◆ OBJECTIVE ◆
Go through the lines below and copy each one that holds the string "General".

◆ DATA FOR THE TASK ◆
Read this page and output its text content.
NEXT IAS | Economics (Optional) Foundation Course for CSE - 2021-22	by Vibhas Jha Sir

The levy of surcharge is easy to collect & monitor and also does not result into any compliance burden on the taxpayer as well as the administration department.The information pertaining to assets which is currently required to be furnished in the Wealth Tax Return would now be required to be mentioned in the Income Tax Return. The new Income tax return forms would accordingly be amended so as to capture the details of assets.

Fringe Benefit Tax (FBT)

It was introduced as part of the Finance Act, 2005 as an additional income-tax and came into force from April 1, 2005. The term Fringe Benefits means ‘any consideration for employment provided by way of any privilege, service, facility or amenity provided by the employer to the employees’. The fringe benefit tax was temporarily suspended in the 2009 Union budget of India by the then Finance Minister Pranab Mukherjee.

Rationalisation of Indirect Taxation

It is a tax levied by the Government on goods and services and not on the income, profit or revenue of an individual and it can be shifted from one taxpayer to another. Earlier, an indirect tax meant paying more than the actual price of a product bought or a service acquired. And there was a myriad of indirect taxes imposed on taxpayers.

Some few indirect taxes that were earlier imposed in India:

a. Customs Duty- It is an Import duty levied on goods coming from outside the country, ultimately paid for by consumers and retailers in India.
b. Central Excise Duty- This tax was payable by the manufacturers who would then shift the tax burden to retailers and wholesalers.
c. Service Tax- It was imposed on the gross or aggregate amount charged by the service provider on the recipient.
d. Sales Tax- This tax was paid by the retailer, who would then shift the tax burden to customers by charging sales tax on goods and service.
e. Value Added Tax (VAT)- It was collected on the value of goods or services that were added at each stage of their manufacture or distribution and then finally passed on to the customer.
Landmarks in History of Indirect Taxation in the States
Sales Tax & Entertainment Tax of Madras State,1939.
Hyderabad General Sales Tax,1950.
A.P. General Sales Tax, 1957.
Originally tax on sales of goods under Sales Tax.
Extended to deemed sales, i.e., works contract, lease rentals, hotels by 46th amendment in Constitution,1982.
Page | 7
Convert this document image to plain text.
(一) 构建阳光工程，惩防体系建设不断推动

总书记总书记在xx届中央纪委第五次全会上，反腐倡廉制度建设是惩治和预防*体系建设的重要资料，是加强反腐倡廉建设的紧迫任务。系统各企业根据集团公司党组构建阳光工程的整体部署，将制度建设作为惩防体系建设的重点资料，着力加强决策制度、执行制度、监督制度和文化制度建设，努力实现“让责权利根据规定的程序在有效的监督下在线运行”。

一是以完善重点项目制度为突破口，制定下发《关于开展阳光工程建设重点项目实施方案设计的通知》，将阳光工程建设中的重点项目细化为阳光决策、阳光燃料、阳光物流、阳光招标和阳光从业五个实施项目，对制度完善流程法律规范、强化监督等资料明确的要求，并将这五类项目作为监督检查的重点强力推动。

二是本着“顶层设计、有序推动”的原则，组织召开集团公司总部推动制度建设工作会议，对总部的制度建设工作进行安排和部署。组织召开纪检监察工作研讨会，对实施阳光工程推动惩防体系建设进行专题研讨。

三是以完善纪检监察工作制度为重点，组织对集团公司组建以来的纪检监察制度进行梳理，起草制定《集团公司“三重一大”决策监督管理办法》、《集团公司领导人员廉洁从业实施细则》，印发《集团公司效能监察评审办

◆ ANSWER BELOW ◆
Hyderabad General Sales Tax,1950.
A.P. General Sales Tax, 1957.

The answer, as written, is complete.